### To do
Gather from the material every line that contains the string "linearly".

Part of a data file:
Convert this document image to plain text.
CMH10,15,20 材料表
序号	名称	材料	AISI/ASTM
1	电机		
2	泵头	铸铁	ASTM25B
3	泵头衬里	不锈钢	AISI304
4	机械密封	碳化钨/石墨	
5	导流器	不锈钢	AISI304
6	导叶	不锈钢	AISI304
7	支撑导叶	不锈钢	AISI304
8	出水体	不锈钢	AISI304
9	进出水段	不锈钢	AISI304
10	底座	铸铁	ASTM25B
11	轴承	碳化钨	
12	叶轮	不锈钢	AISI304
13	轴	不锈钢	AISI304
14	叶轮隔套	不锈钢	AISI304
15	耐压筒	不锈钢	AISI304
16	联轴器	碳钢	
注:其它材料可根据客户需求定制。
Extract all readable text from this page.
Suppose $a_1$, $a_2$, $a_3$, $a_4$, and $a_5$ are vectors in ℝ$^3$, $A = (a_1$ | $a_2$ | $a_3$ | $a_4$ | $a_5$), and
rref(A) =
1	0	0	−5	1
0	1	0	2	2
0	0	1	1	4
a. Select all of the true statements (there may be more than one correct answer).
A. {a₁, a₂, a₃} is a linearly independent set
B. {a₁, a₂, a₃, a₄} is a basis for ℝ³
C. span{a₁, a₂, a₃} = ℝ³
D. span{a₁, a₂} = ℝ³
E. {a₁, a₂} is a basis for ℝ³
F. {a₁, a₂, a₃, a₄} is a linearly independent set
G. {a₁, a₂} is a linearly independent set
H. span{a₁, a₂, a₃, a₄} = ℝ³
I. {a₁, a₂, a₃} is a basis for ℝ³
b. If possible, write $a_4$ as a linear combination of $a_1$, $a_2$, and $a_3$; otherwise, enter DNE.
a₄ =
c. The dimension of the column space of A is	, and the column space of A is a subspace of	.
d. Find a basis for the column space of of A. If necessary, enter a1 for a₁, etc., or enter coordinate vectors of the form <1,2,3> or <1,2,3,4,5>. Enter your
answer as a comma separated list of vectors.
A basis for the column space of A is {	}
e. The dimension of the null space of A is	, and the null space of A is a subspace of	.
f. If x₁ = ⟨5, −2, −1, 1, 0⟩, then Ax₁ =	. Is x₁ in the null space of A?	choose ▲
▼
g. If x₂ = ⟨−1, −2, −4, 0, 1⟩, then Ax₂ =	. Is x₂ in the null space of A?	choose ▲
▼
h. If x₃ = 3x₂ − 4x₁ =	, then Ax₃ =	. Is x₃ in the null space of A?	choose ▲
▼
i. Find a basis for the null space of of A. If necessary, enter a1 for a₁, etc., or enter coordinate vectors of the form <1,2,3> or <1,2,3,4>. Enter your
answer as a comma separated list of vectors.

### Problem solution
A. {a₁, a₂, a₃} is a linearly independent set
F. {a₁, a₂, a₃, a₄} is a linearly independent set
G. {a₁, a₂} is a linearly independent set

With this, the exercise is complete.